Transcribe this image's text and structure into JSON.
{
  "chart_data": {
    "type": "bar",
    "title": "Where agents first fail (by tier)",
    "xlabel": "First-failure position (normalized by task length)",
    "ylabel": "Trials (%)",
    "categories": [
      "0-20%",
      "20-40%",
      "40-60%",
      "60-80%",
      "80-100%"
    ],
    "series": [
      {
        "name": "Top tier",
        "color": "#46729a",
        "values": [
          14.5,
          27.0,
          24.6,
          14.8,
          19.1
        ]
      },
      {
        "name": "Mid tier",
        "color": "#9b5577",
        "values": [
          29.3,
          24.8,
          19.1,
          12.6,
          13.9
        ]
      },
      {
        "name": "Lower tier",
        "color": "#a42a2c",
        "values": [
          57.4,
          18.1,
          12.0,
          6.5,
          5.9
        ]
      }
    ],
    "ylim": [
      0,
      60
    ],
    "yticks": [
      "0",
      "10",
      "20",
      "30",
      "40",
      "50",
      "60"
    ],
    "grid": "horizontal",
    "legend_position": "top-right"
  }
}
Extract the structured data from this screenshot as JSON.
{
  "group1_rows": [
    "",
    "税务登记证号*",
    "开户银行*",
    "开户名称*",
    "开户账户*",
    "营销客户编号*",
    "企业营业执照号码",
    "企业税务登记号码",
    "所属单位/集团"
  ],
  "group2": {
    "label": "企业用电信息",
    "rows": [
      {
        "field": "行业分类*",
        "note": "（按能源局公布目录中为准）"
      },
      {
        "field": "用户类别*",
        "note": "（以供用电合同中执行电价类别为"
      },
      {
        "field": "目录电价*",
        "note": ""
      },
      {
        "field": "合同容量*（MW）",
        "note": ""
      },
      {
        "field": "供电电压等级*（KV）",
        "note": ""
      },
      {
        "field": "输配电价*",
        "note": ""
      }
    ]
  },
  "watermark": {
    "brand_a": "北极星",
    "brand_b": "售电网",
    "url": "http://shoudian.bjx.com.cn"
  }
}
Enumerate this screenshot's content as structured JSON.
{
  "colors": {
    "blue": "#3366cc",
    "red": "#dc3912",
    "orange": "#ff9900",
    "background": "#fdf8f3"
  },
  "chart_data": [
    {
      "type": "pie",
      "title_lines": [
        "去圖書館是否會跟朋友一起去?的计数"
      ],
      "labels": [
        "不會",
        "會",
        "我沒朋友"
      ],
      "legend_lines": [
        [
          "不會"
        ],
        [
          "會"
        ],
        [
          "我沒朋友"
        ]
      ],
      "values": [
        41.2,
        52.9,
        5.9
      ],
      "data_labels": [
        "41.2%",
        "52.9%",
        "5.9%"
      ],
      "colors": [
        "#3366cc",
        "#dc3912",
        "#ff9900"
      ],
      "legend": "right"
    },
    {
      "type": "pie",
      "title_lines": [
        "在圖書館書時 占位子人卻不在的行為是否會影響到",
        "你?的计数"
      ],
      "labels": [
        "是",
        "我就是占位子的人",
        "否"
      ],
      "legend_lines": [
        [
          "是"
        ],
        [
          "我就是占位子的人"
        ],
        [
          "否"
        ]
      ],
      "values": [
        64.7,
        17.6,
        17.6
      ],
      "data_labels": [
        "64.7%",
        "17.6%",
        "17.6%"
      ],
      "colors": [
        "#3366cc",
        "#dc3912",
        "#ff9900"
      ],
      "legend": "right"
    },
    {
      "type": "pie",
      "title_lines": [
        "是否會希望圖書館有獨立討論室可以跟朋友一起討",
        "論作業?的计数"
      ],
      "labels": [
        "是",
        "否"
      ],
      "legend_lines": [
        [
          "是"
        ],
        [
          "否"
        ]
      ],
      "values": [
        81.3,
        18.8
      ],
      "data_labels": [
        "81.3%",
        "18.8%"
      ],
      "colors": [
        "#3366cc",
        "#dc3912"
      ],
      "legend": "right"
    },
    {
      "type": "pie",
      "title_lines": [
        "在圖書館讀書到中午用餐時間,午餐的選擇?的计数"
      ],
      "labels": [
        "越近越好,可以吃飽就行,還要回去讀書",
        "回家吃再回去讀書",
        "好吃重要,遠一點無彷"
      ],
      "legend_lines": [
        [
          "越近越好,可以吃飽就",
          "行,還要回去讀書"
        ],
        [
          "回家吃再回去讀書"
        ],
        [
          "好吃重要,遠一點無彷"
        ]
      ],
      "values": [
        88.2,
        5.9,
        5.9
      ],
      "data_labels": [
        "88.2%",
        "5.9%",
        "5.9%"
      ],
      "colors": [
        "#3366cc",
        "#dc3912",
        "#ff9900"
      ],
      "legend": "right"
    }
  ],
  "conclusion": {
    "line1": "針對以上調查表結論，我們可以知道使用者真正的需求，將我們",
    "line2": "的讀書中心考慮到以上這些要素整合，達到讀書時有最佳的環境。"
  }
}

## SET EXERCISE
Report the count of lines in the entries that contain the string "JSON", and nothing besides it.

## TASK SOLUTION
3